-- BEGIN Provided entries --

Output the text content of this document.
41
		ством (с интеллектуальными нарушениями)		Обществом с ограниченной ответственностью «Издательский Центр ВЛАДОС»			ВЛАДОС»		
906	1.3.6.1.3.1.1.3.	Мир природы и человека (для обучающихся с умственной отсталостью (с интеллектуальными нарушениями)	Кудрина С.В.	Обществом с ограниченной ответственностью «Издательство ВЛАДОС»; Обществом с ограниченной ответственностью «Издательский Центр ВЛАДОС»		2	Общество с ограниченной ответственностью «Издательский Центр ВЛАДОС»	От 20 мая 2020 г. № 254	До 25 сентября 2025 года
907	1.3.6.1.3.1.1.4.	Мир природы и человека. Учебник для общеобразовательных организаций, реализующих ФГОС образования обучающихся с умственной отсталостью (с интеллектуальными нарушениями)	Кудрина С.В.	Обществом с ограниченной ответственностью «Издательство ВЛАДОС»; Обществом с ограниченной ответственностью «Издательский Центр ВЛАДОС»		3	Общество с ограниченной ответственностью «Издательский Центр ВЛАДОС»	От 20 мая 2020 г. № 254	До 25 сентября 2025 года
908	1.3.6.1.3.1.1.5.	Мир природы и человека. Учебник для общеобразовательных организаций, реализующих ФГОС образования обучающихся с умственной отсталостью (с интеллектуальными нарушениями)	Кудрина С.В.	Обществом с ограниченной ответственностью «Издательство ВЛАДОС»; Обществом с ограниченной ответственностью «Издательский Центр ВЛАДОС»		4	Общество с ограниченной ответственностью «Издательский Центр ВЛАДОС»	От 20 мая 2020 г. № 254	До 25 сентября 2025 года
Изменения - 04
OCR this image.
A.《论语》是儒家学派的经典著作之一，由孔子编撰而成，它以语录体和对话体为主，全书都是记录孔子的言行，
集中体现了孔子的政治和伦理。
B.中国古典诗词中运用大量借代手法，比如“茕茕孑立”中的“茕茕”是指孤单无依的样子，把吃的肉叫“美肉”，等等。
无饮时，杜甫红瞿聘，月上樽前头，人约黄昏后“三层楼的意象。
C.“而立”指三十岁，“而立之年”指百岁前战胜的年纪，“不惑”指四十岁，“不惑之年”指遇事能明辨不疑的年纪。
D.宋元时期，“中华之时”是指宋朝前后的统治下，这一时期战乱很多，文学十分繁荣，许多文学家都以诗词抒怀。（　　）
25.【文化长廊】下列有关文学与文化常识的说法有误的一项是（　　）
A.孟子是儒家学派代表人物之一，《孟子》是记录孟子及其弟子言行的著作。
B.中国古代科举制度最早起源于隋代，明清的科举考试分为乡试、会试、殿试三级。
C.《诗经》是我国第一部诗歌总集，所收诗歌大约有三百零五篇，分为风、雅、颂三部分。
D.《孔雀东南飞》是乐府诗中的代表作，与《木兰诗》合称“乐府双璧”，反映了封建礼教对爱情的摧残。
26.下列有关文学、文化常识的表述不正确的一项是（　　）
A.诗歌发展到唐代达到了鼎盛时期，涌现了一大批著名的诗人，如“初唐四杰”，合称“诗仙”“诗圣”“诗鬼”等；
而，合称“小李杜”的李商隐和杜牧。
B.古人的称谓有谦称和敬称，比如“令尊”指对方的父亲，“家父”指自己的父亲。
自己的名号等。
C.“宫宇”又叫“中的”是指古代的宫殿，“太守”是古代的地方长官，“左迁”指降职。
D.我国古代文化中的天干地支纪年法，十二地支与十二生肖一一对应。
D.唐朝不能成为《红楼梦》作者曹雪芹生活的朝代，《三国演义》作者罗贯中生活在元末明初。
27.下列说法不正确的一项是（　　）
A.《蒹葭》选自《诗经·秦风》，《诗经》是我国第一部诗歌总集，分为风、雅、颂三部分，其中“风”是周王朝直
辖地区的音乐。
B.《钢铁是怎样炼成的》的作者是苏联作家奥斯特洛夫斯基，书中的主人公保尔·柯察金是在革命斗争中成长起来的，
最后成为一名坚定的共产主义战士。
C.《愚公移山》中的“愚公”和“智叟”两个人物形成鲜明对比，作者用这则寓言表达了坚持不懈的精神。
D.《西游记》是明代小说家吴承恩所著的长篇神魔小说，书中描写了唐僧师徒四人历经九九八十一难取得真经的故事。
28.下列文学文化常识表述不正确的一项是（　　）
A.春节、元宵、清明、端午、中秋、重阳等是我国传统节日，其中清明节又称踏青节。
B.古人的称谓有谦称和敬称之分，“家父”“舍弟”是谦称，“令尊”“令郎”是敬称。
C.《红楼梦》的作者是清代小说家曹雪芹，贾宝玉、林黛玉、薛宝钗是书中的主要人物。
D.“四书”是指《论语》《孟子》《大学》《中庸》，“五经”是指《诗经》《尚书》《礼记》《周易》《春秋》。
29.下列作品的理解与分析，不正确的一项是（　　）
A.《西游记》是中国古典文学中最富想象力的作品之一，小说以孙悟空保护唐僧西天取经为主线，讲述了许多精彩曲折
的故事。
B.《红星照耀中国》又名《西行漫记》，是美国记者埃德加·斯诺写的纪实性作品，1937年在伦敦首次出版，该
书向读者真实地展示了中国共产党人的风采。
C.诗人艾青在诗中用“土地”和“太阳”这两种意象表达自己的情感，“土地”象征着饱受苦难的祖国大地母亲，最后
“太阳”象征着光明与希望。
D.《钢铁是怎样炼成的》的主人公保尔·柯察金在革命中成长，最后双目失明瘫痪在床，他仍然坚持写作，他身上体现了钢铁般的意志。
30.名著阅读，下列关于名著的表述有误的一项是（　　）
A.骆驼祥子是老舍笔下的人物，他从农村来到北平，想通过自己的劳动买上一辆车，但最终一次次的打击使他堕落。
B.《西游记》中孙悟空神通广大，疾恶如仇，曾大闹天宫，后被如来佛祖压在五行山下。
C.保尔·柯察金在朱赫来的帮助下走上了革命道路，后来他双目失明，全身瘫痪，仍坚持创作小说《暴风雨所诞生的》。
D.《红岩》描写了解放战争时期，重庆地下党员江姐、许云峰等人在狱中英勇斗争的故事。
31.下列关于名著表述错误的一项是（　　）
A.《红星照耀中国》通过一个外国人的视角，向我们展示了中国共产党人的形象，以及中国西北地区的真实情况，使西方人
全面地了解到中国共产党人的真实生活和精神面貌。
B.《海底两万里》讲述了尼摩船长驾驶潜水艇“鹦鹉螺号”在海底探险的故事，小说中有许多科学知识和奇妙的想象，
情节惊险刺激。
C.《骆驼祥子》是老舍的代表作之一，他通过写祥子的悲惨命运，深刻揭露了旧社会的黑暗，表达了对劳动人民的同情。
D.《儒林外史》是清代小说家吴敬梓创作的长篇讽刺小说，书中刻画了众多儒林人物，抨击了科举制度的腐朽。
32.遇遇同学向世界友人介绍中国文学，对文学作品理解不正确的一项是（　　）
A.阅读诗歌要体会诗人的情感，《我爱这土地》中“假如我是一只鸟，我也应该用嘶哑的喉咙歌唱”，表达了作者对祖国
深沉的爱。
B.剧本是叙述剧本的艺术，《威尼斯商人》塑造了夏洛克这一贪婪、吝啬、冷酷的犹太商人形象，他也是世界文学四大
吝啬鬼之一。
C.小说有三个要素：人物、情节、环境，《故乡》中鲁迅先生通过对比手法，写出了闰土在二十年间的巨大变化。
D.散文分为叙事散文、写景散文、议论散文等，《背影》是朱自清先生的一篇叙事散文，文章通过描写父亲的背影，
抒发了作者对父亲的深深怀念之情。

-- END Provided entries --

Aim of the exercise: Every record above should be copied exactly.

Task answer:
Output the text content of this document.
41
		ством (с интеллектуальными нарушениями)		Обществом с ограниченной ответственностью «Издательский Центр ВЛАДОС»			ВЛАДОС»		
906	1.3.6.1.3.1.1.3.	Мир природы и человека (для обучающихся с умственной отсталостью (с интеллектуальными нарушениями)	Кудрина С.В.	Обществом с ограниченной ответственностью «Издательство ВЛАДОС»; Обществом с ограниченной ответственностью «Издательский Центр ВЛАДОС»		2	Общество с ограниченной ответственностью «Издательский Центр ВЛАДОС»	От 20 мая 2020 г. № 254	До 25 сентября 2025 года
907	1.3.6.1.3.1.1.4.	Мир природы и человека. Учебник для общеобразовательных организаций, реализующих ФГОС образования обучающихся с умственной отсталостью (с интеллектуальными нарушениями)	Кудрина С.В.	Обществом с ограниченной ответственностью «Издательство ВЛАДОС»; Обществом с ограниченной ответственностью «Издательский Центр ВЛАДОС»		3	Общество с ограниченной ответственностью «Издательский Центр ВЛАДОС»	От 20 мая 2020 г. № 254	До 25 сентября 2025 года
908	1.3.6.1.3.1.1.5.	Мир природы и человека. Учебник для общеобразовательных организаций, реализующих ФГОС образования обучающихся с умственной отсталостью (с интеллектуальными нарушениями)	Кудрина С.В.	Обществом с ограниченной ответственностью «Издательство ВЛАДОС»; Обществом с ограниченной ответственностью «Издательский Центр ВЛАДОС»		4	Общество с ограниченной ответственностью «Издательский Центр ВЛАДОС»	От 20 мая 2020 г. № 254	До 25 сентября 2025 года
Изменения - 04
OCR this image.
A.《论语》是儒家学派的经典著作之一，由孔子编撰而成，它以语录体和对话体为主，全书都是记录孔子的言行，
集中体现了孔子的政治和伦理。
B.中国古典诗词中运用大量借代手法，比如“茕茕孑立”中的“茕茕”是指孤单无依的样子，把吃的肉叫“美肉”，等等。
无饮时，杜甫红瞿聘，月上樽前头，人约黄昏后“三层楼的意象。
C.“而立”指三十岁，“而立之年”指百岁前战胜的年纪，“不惑”指四十岁，“不惑之年”指遇事能明辨不疑的年纪。
D.宋元时期，“中华之时”是指宋朝前后的统治下，这一时期战乱很多，文学十分繁荣，许多文学家都以诗词抒怀。（　　）
25.【文化长廊】下列有关文学与文化常识的说法有误的一项是（　　）
A.孟子是儒家学派代表人物之一，《孟子》是记录孟子及其弟子言行的著作。
B.中国古代科举制度最早起源于隋代，明清的科举考试分为乡试、会试、殿试三级。
C.《诗经》是我国第一部诗歌总集，所收诗歌大约有三百零五篇，分为风、雅、颂三部分。
D.《孔雀东南飞》是乐府诗中的代表作，与《木兰诗》合称“乐府双璧”，反映了封建礼教对爱情的摧残。
26.下列有关文学、文化常识的表述不正确的一项是（　　）
A.诗歌发展到唐代达到了鼎盛时期，涌现了一大批著名的诗人，如“初唐四杰”，合称“诗仙”“诗圣”“诗鬼”等；
而，合称“小李杜”的李商隐和杜牧。
B.古人的称谓有谦称和敬称，比如“令尊”指对方的父亲，“家父”指自己的父亲。
自己的名号等。
C.“宫宇”又叫“中的”是指古代的宫殿，“太守”是古代的地方长官，“左迁”指降职。
D.我国古代文化中的天干地支纪年法，十二地支与十二生肖一一对应。
D.唐朝不能成为《红楼梦》作者曹雪芹生活的朝代，《三国演义》作者罗贯中生活在元末明初。
27.下列说法不正确的一项是（　　）
A.《蒹葭》选自《诗经·秦风》，《诗经》是我国第一部诗歌总集，分为风、雅、颂三部分，其中“风”是周王朝直
辖地区的音乐。
B.《钢铁是怎样炼成的》的作者是苏联作家奥斯特洛夫斯基，书中的主人公保尔·柯察金是在革命斗争中成长起来的，
最后成为一名坚定的共产主义战士。
C.《愚公移山》中的“愚公”和“智叟”两个人物形成鲜明对比，作者用这则寓言表达了坚持不懈的精神。
D.《西游记》是明代小说家吴承恩所著的长篇神魔小说，书中描写了唐僧师徒四人历经九九八十一难取得真经的故事。
28.下列文学文化常识表述不正确的一项是（　　）
A.春节、元宵、清明、端午、中秋、重阳等是我国传统节日，其中清明节又称踏青节。
B.古人的称谓有谦称和敬称之分，“家父”“舍弟”是谦称，“令尊”“令郎”是敬称。
C.《红楼梦》的作者是清代小说家曹雪芹，贾宝玉、林黛玉、薛宝钗是书中的主要人物。
D.“四书”是指《论语》《孟子》《大学》《中庸》，“五经”是指《诗经》《尚书》《礼记》《周易》《春秋》。
29.下列作品的理解与分析，不正确的一项是（　　）
A.《西游记》是中国古典文学中最富想象力的作品之一，小说以孙悟空保护唐僧西天取经为主线，讲述了许多精彩曲折
的故事。
B.《红星照耀中国》又名《西行漫记》，是美国记者埃德加·斯诺写的纪实性作品，1937年在伦敦首次出版，该
书向读者真实地展示了中国共产党人的风采。
C.诗人艾青在诗中用“土地”和“太阳”这两种意象表达自己的情感，“土地”象征着饱受苦难的祖国大地母亲，最后
“太阳”象征着光明与希望。
D.《钢铁是怎样炼成的》的主人公保尔·柯察金在革命中成长，最后双目失明瘫痪在床，他仍然坚持写作，他身上体现了钢铁般的意志。
30.名著阅读，下列关于名著的表述有误的一项是（　　）
A.骆驼祥子是老舍笔下的人物，他从农村来到北平，想通过自己的劳动买上一辆车，但最终一次次的打击使他堕落。
B.《西游记》中孙悟空神通广大，疾恶如仇，曾大闹天宫，后被如来佛祖压在五行山下。
C.保尔·柯察金在朱赫来的帮助下走上了革命道路，后来他双目失明，全身瘫痪，仍坚持创作小说《暴风雨所诞生的》。
D.《红岩》描写了解放战争时期，重庆地下党员江姐、许云峰等人在狱中英勇斗争的故事。
31.下列关于名著表述错误的一项是（　　）
A.《红星照耀中国》通过一个外国人的视角，向我们展示了中国共产党人的形象，以及中国西北地区的真实情况，使西方人
全面地了解到中国共产党人的真实生活和精神面貌。
B.《海底两万里》讲述了尼摩船长驾驶潜水艇“鹦鹉螺号”在海底探险的故事，小说中有许多科学知识和奇妙的想象，
情节惊险刺激。
C.《骆驼祥子》是老舍的代表作之一，他通过写祥子的悲惨命运，深刻揭露了旧社会的黑暗，表达了对劳动人民的同情。
D.《儒林外史》是清代小说家吴敬梓创作的长篇讽刺小说，书中刻画了众多儒林人物，抨击了科举制度的腐朽。
32.遇遇同学向世界友人介绍中国文学，对文学作品理解不正确的一项是（　　）
A.阅读诗歌要体会诗人的情感，《我爱这土地》中“假如我是一只鸟，我也应该用嘶哑的喉咙歌唱”，表达了作者对祖国
深沉的爱。
B.剧本是叙述剧本的艺术，《威尼斯商人》塑造了夏洛克这一贪婪、吝啬、冷酷的犹太商人形象，他也是世界文学四大
吝啬鬼之一。
C.小说有三个要素：人物、情节、环境，《故乡》中鲁迅先生通过对比手法，写出了闰土在二十年间的巨大变化。
D.散文分为叙事散文、写景散文、议论散文等，《背影》是朱自清先生的一篇叙事散文，文章通过描写父亲的背影，
抒发了作者对父亲的深深怀念之情。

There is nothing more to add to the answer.